##### PROVIDED DATA #####
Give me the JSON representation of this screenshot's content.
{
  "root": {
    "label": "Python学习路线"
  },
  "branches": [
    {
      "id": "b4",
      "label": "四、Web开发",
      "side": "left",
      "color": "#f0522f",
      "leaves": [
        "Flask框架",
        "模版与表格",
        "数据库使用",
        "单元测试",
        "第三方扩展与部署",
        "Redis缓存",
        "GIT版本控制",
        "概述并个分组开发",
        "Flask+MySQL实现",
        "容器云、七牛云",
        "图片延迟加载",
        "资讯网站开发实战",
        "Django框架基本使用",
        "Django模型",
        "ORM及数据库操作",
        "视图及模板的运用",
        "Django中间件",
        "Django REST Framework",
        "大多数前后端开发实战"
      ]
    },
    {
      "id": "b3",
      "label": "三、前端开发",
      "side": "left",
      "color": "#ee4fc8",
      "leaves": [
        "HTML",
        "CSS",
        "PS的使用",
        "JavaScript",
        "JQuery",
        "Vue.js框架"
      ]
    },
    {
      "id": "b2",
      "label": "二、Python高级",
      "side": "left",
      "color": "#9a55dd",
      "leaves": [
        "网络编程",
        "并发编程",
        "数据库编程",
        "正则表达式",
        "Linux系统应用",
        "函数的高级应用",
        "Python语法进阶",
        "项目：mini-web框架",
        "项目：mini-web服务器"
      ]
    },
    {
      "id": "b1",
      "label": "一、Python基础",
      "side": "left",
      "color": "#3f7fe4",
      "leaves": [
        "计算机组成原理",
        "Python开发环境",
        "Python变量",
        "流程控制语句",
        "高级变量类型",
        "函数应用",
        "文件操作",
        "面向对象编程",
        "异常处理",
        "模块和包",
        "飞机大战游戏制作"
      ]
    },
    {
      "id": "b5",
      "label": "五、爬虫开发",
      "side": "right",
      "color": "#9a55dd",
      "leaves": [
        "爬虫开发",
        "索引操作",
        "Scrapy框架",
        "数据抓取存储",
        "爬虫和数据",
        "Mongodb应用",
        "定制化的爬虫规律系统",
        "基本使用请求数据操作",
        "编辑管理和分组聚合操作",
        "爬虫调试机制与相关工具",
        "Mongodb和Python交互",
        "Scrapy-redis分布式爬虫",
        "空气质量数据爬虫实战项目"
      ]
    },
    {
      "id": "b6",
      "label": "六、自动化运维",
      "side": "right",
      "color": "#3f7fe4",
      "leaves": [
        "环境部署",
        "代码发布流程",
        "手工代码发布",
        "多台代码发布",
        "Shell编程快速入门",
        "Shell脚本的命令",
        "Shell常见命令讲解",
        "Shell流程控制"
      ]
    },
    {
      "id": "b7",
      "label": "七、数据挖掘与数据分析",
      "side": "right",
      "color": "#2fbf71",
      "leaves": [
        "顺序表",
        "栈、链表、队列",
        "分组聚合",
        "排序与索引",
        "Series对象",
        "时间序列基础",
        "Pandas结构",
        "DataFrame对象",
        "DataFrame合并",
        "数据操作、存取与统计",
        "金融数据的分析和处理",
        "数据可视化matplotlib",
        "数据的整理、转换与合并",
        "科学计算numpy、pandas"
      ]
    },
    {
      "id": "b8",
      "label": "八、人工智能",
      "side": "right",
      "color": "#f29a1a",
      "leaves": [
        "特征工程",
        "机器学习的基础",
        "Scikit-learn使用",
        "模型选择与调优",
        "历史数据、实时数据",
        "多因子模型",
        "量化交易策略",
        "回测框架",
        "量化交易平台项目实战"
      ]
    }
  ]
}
#####
##### PROVIDED DATA #####
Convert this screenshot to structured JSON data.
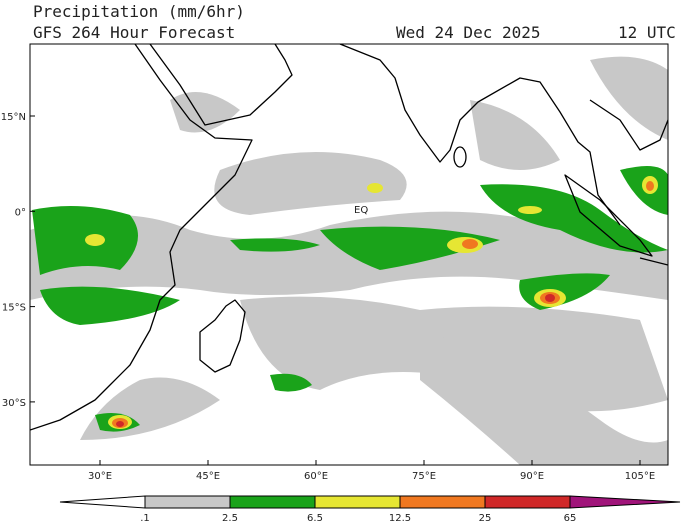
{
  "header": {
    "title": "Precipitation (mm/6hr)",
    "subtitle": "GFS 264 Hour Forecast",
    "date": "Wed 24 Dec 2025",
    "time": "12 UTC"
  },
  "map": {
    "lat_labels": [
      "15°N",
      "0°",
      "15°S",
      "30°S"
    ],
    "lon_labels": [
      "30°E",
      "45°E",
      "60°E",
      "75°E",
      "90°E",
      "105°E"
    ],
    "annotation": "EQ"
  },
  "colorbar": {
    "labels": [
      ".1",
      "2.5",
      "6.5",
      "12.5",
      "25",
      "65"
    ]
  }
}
#####
● **WHAT IS ASKED**
Give the count of lines in the listing above that include "JSON", with no other words.

● **TASK OUTPUT**
2